_What to produce_: Without omitting anything, return the records precisely as given.

_Provided material_:
════════════════════

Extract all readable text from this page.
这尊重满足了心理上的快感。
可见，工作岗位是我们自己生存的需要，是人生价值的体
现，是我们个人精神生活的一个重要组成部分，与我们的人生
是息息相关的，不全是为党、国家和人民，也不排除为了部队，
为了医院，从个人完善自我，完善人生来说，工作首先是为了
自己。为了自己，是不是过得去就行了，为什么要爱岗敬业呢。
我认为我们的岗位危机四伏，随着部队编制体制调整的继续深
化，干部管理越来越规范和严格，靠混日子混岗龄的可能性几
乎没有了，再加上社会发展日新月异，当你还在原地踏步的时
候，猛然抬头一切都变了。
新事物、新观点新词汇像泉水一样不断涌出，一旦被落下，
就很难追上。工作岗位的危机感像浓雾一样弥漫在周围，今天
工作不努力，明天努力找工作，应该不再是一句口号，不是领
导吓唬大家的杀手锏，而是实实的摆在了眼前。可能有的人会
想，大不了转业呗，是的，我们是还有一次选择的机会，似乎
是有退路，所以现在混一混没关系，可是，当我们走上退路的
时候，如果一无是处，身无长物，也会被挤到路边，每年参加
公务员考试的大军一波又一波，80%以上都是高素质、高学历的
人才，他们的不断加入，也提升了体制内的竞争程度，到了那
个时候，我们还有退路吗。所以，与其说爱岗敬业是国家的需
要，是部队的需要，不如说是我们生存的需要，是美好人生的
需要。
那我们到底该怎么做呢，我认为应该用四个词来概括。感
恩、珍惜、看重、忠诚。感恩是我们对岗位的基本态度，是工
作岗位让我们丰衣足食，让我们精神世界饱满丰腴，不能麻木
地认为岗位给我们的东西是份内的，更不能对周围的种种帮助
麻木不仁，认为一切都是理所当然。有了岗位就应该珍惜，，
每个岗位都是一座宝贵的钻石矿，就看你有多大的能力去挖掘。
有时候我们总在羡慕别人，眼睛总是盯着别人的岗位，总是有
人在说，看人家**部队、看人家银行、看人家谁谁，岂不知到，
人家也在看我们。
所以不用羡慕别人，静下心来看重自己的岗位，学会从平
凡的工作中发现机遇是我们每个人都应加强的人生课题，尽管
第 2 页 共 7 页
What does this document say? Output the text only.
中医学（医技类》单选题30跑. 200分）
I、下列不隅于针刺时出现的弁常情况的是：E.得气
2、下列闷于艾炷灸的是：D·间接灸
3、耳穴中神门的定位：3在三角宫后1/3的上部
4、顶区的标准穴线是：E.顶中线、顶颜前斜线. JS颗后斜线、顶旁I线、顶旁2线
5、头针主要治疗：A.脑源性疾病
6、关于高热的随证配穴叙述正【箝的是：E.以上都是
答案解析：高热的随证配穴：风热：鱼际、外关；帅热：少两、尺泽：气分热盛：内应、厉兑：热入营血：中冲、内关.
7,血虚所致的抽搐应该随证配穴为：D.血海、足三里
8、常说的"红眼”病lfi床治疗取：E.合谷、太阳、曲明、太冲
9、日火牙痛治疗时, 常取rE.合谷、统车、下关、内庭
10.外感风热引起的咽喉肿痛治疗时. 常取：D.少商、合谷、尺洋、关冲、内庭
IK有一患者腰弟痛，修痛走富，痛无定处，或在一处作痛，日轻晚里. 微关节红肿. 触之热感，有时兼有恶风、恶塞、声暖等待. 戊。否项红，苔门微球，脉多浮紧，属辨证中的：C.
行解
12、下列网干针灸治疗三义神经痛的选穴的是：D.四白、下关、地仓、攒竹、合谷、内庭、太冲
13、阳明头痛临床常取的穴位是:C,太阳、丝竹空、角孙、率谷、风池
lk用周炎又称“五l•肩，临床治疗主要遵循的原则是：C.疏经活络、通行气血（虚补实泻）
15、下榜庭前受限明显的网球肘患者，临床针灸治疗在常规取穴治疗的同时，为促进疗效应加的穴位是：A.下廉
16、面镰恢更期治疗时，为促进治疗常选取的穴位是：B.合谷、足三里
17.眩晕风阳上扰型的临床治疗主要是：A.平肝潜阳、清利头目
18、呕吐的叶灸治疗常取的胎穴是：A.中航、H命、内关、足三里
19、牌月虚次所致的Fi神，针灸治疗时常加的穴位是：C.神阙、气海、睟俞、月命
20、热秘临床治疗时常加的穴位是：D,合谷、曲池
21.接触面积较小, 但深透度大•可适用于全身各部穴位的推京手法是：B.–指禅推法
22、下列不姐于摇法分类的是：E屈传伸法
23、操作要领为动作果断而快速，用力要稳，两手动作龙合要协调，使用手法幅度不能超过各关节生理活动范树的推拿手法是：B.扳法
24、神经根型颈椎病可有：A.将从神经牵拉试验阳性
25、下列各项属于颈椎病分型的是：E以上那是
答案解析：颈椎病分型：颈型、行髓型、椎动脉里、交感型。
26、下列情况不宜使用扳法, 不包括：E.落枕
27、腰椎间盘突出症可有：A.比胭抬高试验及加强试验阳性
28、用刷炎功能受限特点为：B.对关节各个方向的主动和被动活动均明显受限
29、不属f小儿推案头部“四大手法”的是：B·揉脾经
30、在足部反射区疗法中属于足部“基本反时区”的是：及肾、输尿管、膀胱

════════════════════

_Answer to the problem_:
Extract all readable text from this page.
这尊重满足了心理上的快感。
可见，工作岗位是我们自己生存的需要，是人生价值的体
现，是我们个人精神生活的一个重要组成部分，与我们的人生
是息息相关的，不全是为党、国家和人民，也不排除为了部队，
为了医院，从个人完善自我，完善人生来说，工作首先是为了
自己。为了自己，是不是过得去就行了，为什么要爱岗敬业呢。
我认为我们的岗位危机四伏，随着部队编制体制调整的继续深
化，干部管理越来越规范和严格，靠混日子混岗龄的可能性几
乎没有了，再加上社会发展日新月异，当你还在原地踏步的时
候，猛然抬头一切都变了。
新事物、新观点新词汇像泉水一样不断涌出，一旦被落下，
就很难追上。工作岗位的危机感像浓雾一样弥漫在周围，今天
工作不努力，明天努力找工作，应该不再是一句口号，不是领
导吓唬大家的杀手锏，而是实实的摆在了眼前。可能有的人会
想，大不了转业呗，是的，我们是还有一次选择的机会，似乎
是有退路，所以现在混一混没关系，可是，当我们走上退路的
时候，如果一无是处，身无长物，也会被挤到路边，每年参加
公务员考试的大军一波又一波，80%以上都是高素质、高学历的
人才，他们的不断加入，也提升了体制内的竞争程度，到了那
个时候，我们还有退路吗。所以，与其说爱岗敬业是国家的需
要，是部队的需要，不如说是我们生存的需要，是美好人生的
需要。
那我们到底该怎么做呢，我认为应该用四个词来概括。感
恩、珍惜、看重、忠诚。感恩是我们对岗位的基本态度，是工
作岗位让我们丰衣足食，让我们精神世界饱满丰腴，不能麻木
地认为岗位给我们的东西是份内的，更不能对周围的种种帮助
麻木不仁，认为一切都是理所当然。有了岗位就应该珍惜，，
每个岗位都是一座宝贵的钻石矿，就看你有多大的能力去挖掘。
有时候我们总在羡慕别人，眼睛总是盯着别人的岗位，总是有
人在说，看人家**部队、看人家银行、看人家谁谁，岂不知到，
人家也在看我们。
所以不用羡慕别人，静下心来看重自己的岗位，学会从平
凡的工作中发现机遇是我们每个人都应加强的人生课题，尽管
第 2 页 共 7 页
What does this document say? Output the text only.
中医学（医技类》单选题30跑. 200分）
I、下列不隅于针刺时出现的弁常情况的是：E.得气
2、下列闷于艾炷灸的是：D·间接灸
3、耳穴中神门的定位：3在三角宫后1/3的上部
4、顶区的标准穴线是：E.顶中线、顶颜前斜线. JS颗后斜线、顶旁I线、顶旁2线
5、头针主要治疗：A.脑源性疾病
6、关于高热的随证配穴叙述正【箝的是：E.以上都是
答案解析：高热的随证配穴：风热：鱼际、外关；帅热：少两、尺泽：气分热盛：内应、厉兑：热入营血：中冲、内关.
7,血虚所致的抽搐应该随证配穴为：D.血海、足三里
8、常说的"红眼”病lfi床治疗取：E.合谷、太阳、曲明、太冲
9、日火牙痛治疗时, 常取rE.合谷、统车、下关、内庭
10.外感风热引起的咽喉肿痛治疗时. 常取：D.少商、合谷、尺洋、关冲、内庭
IK有一患者腰弟痛，修痛走富，痛无定处，或在一处作痛，日轻晚里. 微关节红肿. 触之热感，有时兼有恶风、恶塞、声暖等待. 戊。否项红，苔门微球，脉多浮紧，属辨证中的：C.
行解
12、下列网干针灸治疗三义神经痛的选穴的是：D.四白、下关、地仓、攒竹、合谷、内庭、太冲
13、阳明头痛临床常取的穴位是:C,太阳、丝竹空、角孙、率谷、风池
lk用周炎又称“五l•肩，临床治疗主要遵循的原则是：C.疏经活络、通行气血（虚补实泻）
15、下榜庭前受限明显的网球肘患者，临床针灸治疗在常规取穴治疗的同时，为促进疗效应加的穴位是：A.下廉
16、面镰恢更期治疗时，为促进治疗常选取的穴位是：B.合谷、足三里
17.眩晕风阳上扰型的临床治疗主要是：A.平肝潜阳、清利头目
18、呕吐的叶灸治疗常取的胎穴是：A.中航、H命、内关、足三里
19、牌月虚次所致的Fi神，针灸治疗时常加的穴位是：C.神阙、气海、睟俞、月命
20、热秘临床治疗时常加的穴位是：D,合谷、曲池
21.接触面积较小, 但深透度大•可适用于全身各部穴位的推京手法是：B.–指禅推法
22、下列不姐于摇法分类的是：E屈传伸法
23、操作要领为动作果断而快速，用力要稳，两手动作龙合要协调，使用手法幅度不能超过各关节生理活动范树的推拿手法是：B.扳法
24、神经根型颈椎病可有：A.将从神经牵拉试验阳性
25、下列各项属于颈椎病分型的是：E以上那是
答案解析：颈椎病分型：颈型、行髓型、椎动脉里、交感型。
26、下列情况不宜使用扳法, 不包括：E.落枕
27、腰椎间盘突出症可有：A.比胭抬高试验及加强试验阳性
28、用刷炎功能受限特点为：B.对关节各个方向的主动和被动活动均明显受限
29、不属f小儿推案头部“四大手法”的是：B·揉脾经
30、在足部反射区疗法中属于足部“基本反时区”的是：及肾、输尿管、膀胱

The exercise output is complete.